### The request
Pull every line of the entries that has the word "rank".

>> Begin Recorded information

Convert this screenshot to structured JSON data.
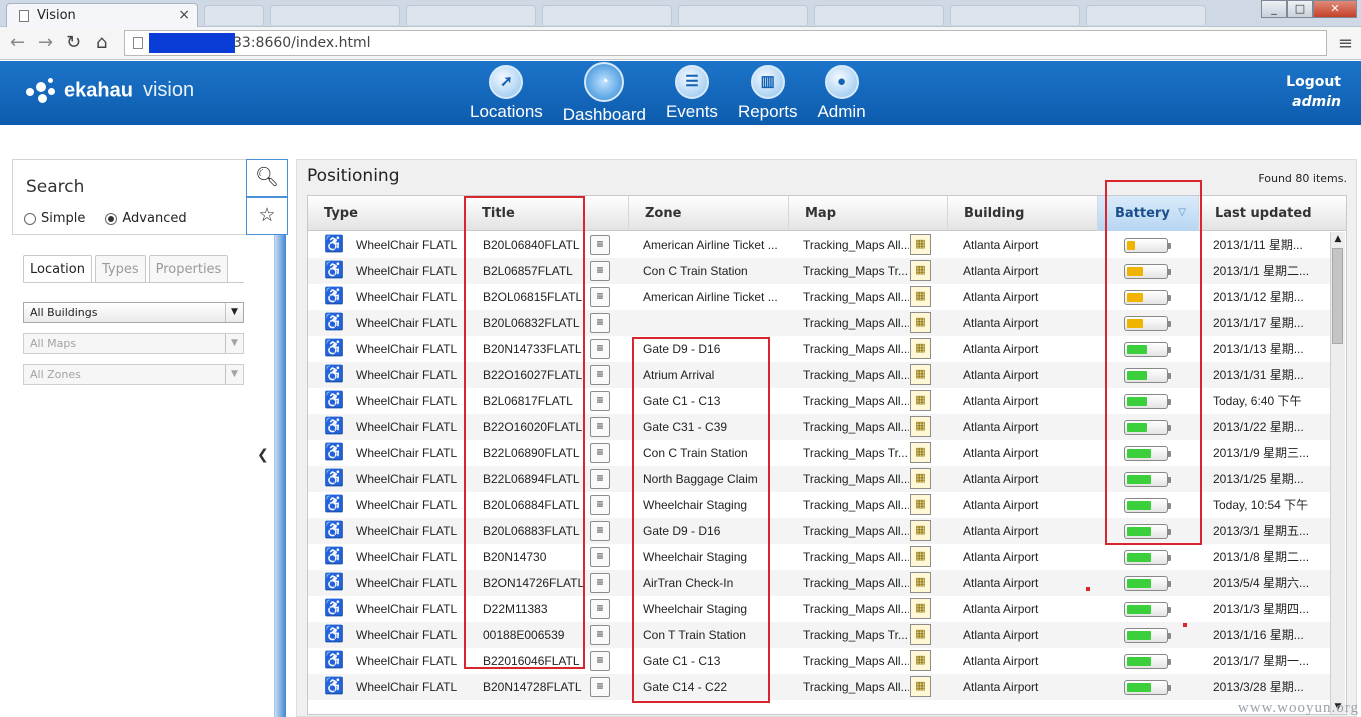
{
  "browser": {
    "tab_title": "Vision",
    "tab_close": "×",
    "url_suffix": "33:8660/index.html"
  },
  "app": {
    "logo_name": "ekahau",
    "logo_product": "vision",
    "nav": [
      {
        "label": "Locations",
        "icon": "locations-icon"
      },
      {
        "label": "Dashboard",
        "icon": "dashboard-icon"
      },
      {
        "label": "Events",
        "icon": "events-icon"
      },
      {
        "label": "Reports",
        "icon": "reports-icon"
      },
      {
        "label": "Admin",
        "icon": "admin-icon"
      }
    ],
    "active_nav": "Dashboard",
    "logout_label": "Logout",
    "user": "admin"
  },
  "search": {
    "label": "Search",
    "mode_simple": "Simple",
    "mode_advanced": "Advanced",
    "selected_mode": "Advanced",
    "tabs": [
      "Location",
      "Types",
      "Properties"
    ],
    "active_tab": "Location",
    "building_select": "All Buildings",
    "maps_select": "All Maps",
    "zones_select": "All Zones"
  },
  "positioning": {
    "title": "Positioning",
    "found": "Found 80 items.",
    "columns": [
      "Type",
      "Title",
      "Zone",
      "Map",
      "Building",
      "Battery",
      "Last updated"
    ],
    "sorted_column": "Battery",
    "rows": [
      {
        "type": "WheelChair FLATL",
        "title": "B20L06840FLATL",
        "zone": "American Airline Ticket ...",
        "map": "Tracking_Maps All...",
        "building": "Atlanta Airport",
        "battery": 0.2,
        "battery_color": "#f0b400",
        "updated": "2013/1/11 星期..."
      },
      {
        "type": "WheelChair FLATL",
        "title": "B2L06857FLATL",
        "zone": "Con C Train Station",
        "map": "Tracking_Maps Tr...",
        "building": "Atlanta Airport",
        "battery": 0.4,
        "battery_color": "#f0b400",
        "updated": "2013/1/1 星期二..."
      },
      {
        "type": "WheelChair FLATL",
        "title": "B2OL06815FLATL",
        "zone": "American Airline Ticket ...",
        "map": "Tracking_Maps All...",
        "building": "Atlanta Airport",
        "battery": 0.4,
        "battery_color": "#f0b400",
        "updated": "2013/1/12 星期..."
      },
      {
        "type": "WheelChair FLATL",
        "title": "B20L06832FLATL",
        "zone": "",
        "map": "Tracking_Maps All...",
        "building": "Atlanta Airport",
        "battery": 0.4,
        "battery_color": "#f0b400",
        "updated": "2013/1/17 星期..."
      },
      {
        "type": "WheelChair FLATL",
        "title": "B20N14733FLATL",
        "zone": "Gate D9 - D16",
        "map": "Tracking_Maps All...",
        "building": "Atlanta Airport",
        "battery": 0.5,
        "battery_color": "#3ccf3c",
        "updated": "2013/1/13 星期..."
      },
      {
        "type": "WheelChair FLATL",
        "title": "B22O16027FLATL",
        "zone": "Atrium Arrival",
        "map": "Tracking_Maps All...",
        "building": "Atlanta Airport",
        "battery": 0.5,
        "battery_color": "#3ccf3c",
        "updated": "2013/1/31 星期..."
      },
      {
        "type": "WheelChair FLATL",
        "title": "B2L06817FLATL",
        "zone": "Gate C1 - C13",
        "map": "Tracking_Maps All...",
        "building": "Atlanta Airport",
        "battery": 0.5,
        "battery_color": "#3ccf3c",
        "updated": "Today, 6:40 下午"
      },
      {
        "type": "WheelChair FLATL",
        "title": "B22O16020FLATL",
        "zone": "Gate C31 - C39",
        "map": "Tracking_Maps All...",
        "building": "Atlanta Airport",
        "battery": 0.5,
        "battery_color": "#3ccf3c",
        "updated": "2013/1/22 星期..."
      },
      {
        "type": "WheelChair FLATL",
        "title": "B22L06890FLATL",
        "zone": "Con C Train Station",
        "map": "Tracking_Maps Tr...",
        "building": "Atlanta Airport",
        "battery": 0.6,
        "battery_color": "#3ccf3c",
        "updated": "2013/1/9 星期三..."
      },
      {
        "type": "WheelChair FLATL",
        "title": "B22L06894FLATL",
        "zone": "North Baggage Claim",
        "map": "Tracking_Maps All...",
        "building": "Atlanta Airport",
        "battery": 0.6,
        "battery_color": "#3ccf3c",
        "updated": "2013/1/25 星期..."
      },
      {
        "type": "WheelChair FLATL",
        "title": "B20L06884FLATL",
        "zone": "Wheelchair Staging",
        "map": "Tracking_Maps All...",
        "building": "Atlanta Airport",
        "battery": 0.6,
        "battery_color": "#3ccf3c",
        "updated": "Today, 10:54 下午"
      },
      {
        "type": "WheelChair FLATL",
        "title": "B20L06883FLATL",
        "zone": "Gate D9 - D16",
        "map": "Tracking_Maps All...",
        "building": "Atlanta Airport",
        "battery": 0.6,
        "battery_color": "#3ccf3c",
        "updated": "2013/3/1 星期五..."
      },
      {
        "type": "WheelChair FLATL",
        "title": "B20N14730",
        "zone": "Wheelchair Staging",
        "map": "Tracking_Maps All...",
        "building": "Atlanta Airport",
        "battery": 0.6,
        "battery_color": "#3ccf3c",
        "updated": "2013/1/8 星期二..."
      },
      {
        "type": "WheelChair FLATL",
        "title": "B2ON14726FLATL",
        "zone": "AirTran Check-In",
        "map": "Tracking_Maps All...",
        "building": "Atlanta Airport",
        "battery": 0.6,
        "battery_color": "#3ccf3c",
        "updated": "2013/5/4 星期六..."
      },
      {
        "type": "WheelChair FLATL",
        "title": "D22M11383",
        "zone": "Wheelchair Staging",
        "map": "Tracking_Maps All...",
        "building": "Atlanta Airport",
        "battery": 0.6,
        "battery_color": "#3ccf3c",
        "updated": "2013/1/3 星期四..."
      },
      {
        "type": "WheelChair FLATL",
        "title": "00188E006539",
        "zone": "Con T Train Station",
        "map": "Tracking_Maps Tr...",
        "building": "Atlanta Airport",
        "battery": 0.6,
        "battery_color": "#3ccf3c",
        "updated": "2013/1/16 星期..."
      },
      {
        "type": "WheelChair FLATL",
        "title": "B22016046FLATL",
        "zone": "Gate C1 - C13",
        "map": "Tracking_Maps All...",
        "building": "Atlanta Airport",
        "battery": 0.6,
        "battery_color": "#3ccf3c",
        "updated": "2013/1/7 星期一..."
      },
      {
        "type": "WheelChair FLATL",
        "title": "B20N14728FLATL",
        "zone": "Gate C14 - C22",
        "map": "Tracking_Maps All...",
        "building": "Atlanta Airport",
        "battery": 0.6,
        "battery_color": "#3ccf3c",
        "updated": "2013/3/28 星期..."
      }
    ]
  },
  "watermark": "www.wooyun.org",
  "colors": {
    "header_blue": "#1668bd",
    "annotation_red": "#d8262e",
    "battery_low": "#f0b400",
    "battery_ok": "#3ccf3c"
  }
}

>> End Recorded information
>> Begin Recorded information

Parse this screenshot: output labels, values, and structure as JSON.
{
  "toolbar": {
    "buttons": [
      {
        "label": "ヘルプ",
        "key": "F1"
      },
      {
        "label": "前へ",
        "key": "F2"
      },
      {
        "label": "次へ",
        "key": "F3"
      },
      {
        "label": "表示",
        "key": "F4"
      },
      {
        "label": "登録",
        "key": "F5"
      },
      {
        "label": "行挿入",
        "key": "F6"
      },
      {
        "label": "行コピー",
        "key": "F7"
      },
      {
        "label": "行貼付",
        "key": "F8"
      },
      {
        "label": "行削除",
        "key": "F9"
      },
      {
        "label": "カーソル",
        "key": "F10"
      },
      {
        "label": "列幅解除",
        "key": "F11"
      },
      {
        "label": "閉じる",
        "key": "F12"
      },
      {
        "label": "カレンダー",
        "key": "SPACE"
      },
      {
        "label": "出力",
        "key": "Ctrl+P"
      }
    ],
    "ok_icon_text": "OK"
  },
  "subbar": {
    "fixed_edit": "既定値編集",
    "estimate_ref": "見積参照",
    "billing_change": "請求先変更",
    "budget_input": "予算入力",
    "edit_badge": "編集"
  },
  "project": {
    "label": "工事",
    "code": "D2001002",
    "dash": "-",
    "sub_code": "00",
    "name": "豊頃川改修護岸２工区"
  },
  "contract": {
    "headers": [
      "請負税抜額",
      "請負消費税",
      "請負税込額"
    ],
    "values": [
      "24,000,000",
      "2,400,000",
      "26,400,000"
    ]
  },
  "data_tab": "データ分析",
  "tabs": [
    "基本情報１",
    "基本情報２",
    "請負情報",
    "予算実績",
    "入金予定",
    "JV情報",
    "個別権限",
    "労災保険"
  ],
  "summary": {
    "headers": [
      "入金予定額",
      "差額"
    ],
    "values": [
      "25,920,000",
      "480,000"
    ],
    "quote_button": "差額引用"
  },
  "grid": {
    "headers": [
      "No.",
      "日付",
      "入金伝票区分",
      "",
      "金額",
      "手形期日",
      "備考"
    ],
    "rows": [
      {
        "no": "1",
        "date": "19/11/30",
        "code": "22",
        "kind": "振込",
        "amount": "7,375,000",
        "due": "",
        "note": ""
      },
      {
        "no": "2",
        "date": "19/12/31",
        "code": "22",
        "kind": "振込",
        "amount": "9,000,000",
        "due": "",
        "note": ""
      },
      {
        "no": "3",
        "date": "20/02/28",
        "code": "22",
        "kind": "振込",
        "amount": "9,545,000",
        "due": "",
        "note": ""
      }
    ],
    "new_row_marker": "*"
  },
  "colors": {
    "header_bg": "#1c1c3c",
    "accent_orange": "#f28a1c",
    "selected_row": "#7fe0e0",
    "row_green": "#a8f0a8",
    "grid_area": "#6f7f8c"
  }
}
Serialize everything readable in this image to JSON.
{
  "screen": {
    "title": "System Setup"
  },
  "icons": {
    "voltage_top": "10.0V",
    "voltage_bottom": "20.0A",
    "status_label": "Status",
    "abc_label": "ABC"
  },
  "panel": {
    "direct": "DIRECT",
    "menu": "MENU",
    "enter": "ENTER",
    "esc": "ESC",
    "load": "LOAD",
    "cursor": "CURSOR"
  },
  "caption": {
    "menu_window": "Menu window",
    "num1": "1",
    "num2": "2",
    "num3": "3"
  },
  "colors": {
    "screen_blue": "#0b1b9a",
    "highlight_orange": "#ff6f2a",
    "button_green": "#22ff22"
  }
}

>> End Recorded information
>> Begin Recorded information

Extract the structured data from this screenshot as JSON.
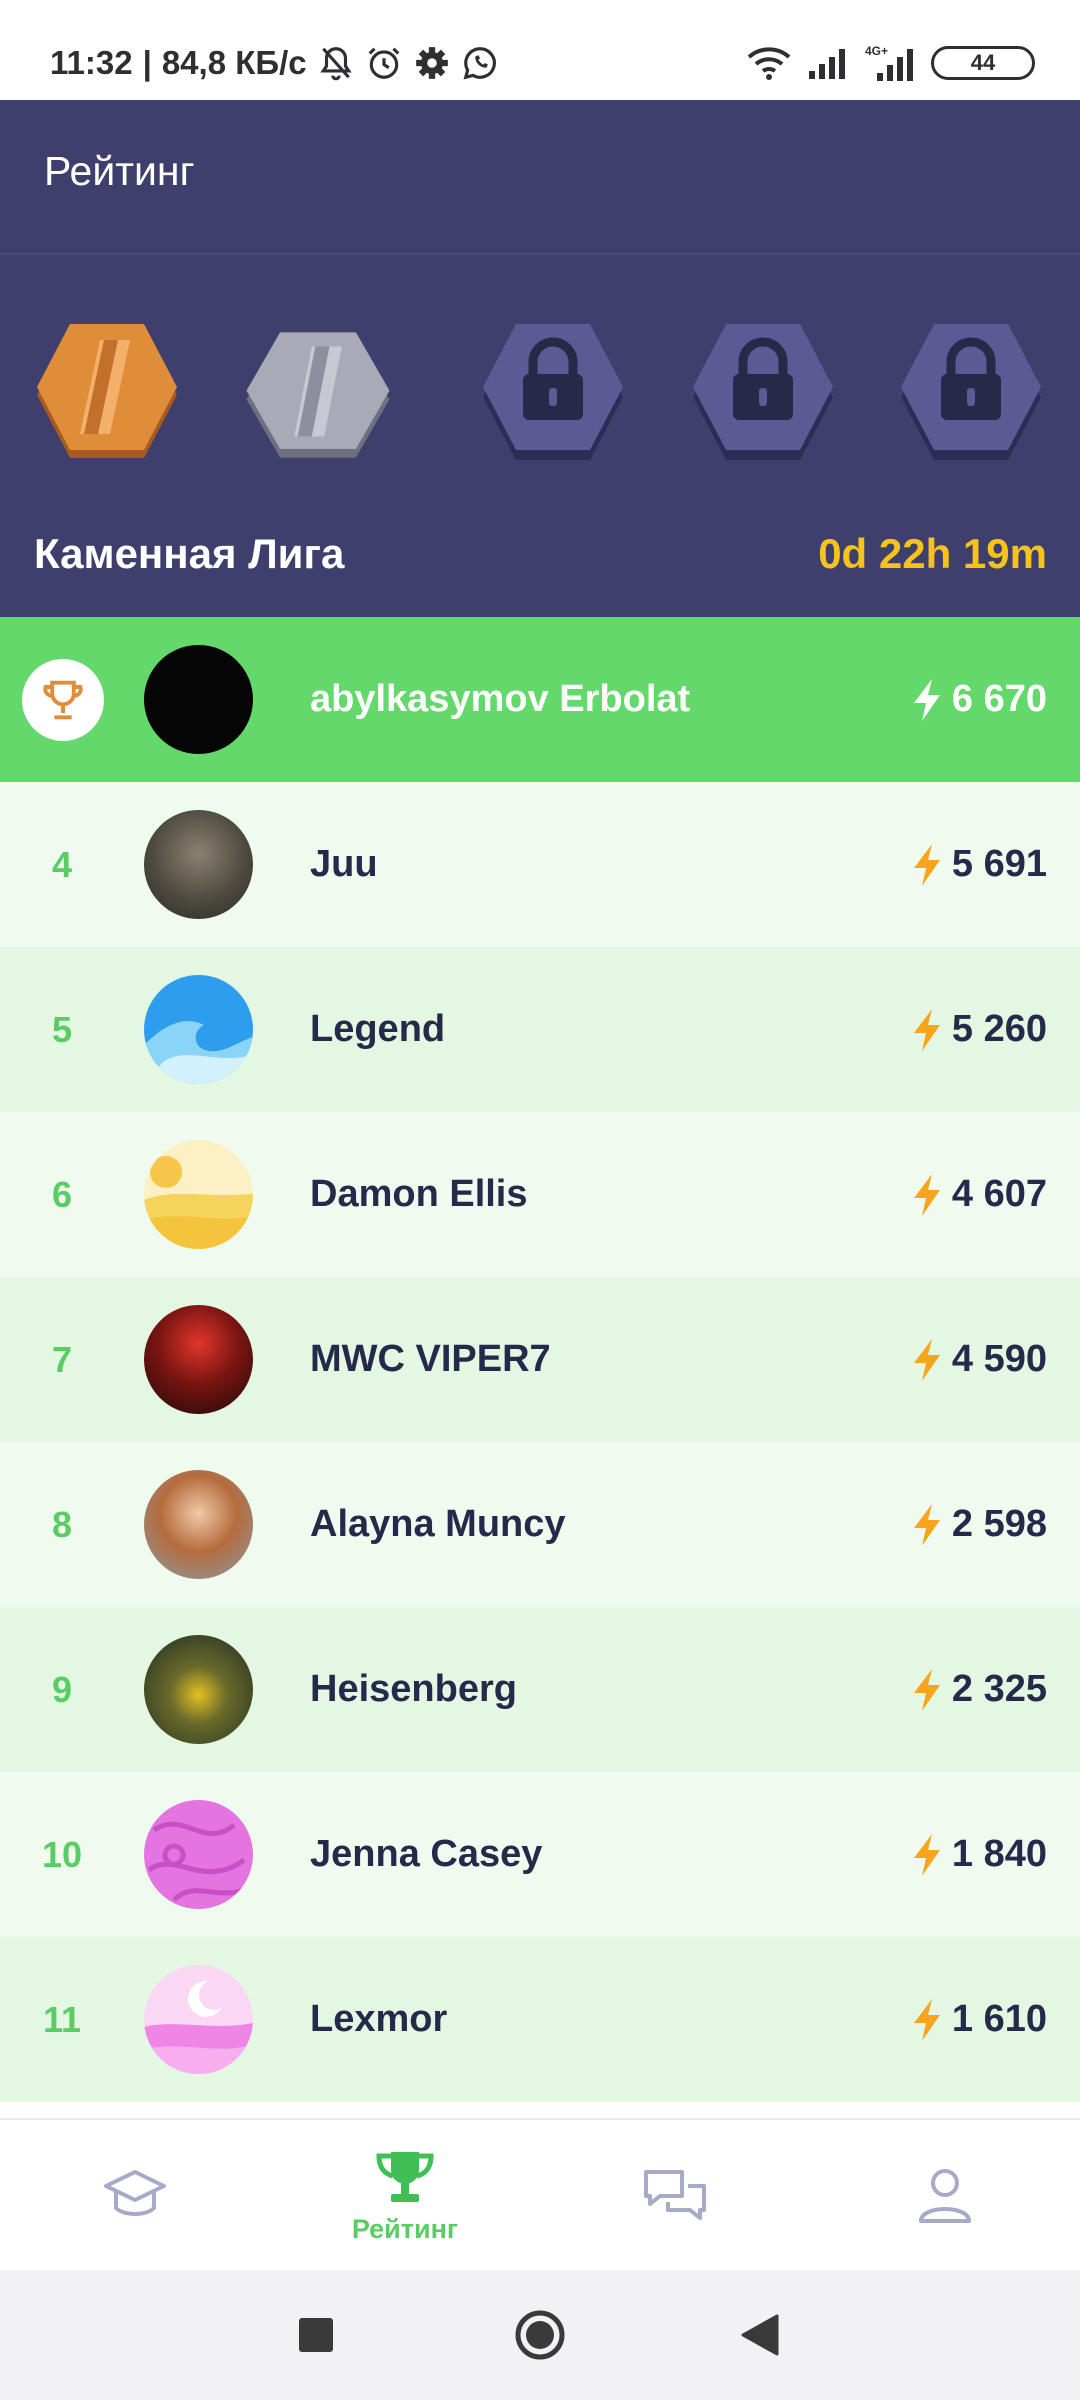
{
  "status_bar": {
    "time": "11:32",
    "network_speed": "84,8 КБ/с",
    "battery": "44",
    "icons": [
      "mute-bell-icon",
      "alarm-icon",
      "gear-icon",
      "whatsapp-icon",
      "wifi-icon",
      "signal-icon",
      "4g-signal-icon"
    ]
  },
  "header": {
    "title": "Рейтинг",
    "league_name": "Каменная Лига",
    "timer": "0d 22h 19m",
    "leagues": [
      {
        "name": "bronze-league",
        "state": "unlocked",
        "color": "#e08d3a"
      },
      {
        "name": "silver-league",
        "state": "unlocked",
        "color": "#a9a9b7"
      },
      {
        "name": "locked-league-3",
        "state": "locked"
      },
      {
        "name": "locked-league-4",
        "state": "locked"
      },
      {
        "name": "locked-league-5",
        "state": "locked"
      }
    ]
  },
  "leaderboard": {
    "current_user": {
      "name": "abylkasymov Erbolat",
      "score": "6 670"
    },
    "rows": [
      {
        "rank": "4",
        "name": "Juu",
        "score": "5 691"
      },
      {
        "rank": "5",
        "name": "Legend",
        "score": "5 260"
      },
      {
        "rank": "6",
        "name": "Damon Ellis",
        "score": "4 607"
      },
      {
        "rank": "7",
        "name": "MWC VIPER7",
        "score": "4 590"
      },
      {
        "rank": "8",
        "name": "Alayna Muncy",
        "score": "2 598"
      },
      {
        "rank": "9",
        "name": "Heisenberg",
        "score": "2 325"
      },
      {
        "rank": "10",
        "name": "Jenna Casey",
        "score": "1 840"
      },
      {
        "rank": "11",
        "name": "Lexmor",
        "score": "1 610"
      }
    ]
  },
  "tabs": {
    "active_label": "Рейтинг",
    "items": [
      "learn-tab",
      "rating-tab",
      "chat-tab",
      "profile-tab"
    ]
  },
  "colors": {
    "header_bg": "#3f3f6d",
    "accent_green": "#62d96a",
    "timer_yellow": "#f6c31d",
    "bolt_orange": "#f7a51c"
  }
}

>> End Recorded information

### Solution for this problem
        "rank": "4",
        "rank": "5",
        "rank": "6",
        "rank": "7",
        "rank": "8",
        "rank": "9",
        "rank": "10",
        "rank": "11",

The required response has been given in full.